_Text provided_:
Since I see the same fundamental goal in all forms of modernism, I consider them all ideological failures. Thus to my mind, Le Corbusier (the original) was an utter failure, except in that he demonstrated quite well all that modernism was capable of: again, abject failure.

Corbusier demonstrated the bankruptcy of modernism so well, along with his peers and successors, that the spirit of modernism is beginning to wane. It is still regretably common, but some contemporary architecture is again about aesthetically pleasing forms: beautiful curves, marvelous proportions, entracing surfaces. But one ill fruit of modernism is still taken for granted: that architects can build homes.

All planned architecture has always been didactic. Powerful people have always tried to declare what they have done and also to further accomplish their goals through architectural means. Only in modern times, however, has planned architecture been built for people who have nothing to say. And by “for” I do not mean “for the use of,” because again it is doubtless that powerful people have tried to indoctrinate those under their influence by obliging them to use certain architectures. But in within modern egalitarianism, democracy, and affluence, didactic architecture has been built supposedly on behalf of the common man, purportedly to reflect his values and meet his self-desires, and to speak for him.

It has never come to be. Architecture actually built by the common man, to meet his needs, has for thousands of years been pragmatic. “Vernacular” architecture, to use the scholar’s term, reflects all sorts of local exigencies. A merchant builds his dwelling on top of his shop, that he can attend to his business more readily; he may be in and out of “the office” at all hours of the day, like the modern businessman, but at least he can transition to home life with zero commute time as well. A farmer builds his dwelling mindful of the dirtiness that goes along with all forms of agriculture, often spending far more architectural resources on his barn than on his house (or even combining the two, in very cold climates, to save a cold walk to the barn and to use all available sources of heat).

When the actual user of the house is the builder, he has no ideological hesitation to modify his house to meet his changing needs. He wants another room on the back of the house, he builds it. He wants another door, he puts it in. Thus the infinite richness of “traditional” architecture is not in any particular form, but in its adaptation to reflect the present needs of its occupant. It is not a philosophical essay or a treatise of any sort, but it is an autobiography, a diary.

Nowadays we have the hideous soul-numbing fill-the-blanks diaries. “I was born on _________. My favorite food is _________. My favorite music is __________.” It is ironic that I should call such things hideous, for as a youth this is exactly the kind of predefined template I tried to create for many endeavors. It works well and is even necessary for the occupation that has currently supplanted architecture; in database design, you must develop a master template that can accomdate all lesser forms, or the database fails. As recently as yesterday I have tried to imagine the super-adaptable house plan that anyone could modify to suit them. Good thing I am not an architect.

_Information supplied_:
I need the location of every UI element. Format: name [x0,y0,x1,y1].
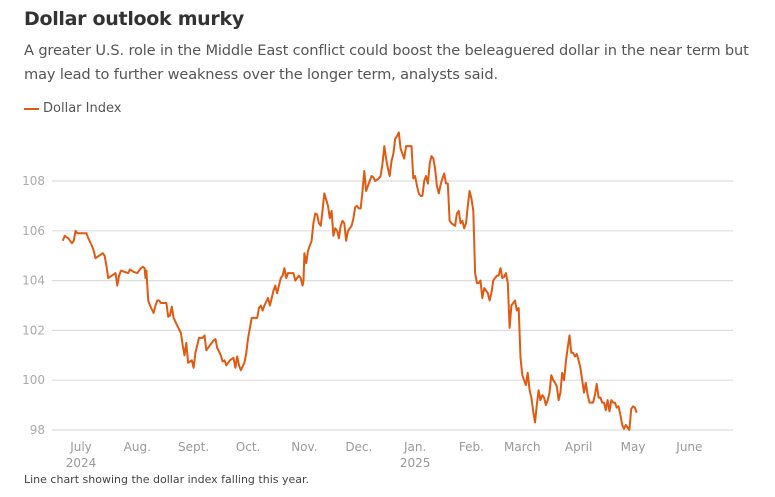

_Aim of the task_: Can you retype the essay on modernist architecture starting at "All planned architecture" and ending at "speak for him."? The listing is separate material, unrelated to the essay on modernist architecture.

_The solution_:
All planned architecture has always been didactic. Powerful people have always tried to declare what they have done and also to further accomplish their goals through architectural means. Only in modern times, however, has planned architecture been built for people who have nothing to say. And by “for” I do not mean “for the use of,” because again it is doubtless that powerful people have tried to indoctrinate those under their influence by obliging them to use certain architectures. But in within modern egalitarianism, democracy, and affluence, didactic architecture has been built supposedly on behalf of the common man, purportedly to reflect his values and meet his self-desires, and to speak for him.